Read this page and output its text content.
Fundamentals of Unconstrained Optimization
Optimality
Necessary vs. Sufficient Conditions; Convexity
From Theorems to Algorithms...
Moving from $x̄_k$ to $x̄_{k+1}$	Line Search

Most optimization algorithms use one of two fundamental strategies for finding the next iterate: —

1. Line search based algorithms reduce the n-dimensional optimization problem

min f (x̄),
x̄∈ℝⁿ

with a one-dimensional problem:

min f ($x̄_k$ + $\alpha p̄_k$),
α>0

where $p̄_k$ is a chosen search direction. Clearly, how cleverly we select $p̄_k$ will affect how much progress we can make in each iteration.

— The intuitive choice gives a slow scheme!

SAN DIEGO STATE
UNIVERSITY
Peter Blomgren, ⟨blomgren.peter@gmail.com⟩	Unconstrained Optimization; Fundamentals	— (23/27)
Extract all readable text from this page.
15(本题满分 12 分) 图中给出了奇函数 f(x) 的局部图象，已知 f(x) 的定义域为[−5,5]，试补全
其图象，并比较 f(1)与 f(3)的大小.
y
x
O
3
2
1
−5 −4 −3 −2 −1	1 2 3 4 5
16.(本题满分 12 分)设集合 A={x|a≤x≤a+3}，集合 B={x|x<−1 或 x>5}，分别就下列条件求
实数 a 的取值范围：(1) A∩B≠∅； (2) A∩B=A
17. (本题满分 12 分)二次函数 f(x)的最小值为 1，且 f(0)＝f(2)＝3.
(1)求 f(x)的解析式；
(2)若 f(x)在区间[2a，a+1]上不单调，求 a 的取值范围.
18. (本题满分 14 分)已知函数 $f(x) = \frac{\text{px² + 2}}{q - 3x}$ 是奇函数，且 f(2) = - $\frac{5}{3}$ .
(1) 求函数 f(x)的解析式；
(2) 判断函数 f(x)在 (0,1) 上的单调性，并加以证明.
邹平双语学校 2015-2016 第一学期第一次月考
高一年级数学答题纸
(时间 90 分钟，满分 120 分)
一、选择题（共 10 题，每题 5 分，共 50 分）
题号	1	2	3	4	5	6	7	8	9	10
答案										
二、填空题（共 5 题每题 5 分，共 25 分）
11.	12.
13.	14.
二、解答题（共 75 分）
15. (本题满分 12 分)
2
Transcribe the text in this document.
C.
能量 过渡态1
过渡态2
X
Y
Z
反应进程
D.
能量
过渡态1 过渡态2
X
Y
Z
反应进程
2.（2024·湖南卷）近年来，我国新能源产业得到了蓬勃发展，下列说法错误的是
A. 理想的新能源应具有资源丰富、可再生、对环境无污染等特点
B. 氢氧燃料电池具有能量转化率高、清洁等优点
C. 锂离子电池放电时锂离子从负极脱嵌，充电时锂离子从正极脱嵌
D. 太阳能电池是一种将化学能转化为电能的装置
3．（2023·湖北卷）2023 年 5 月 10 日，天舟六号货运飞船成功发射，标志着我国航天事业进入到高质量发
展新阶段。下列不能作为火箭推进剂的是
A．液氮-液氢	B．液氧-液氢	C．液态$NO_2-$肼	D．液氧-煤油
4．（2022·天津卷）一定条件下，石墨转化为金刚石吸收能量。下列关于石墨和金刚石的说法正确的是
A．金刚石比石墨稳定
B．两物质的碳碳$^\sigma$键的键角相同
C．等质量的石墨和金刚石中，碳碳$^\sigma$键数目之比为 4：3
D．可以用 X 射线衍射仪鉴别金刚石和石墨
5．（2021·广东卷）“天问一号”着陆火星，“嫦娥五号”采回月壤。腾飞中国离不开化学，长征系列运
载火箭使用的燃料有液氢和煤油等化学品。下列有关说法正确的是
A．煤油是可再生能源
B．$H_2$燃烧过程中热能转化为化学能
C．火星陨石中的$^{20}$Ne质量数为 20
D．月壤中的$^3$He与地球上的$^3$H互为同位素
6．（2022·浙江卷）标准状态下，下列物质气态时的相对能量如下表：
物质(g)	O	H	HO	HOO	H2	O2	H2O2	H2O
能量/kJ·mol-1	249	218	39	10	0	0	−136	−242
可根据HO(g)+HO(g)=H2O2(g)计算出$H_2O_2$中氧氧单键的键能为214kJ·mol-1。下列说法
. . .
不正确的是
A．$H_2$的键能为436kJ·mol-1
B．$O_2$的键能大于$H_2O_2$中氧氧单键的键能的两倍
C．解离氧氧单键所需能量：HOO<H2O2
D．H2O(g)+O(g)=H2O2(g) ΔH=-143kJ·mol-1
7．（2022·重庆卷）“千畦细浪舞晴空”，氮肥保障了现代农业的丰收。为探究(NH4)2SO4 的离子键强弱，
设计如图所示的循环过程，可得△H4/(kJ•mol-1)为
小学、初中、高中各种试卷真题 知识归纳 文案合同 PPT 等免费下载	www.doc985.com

• _SET EXERCISE_
A line counts if it holds the word "Unconstrained". Work out how many lines in the listing count, and give only that number.

• _SOLUTION FOR THIS PROBLEM_
2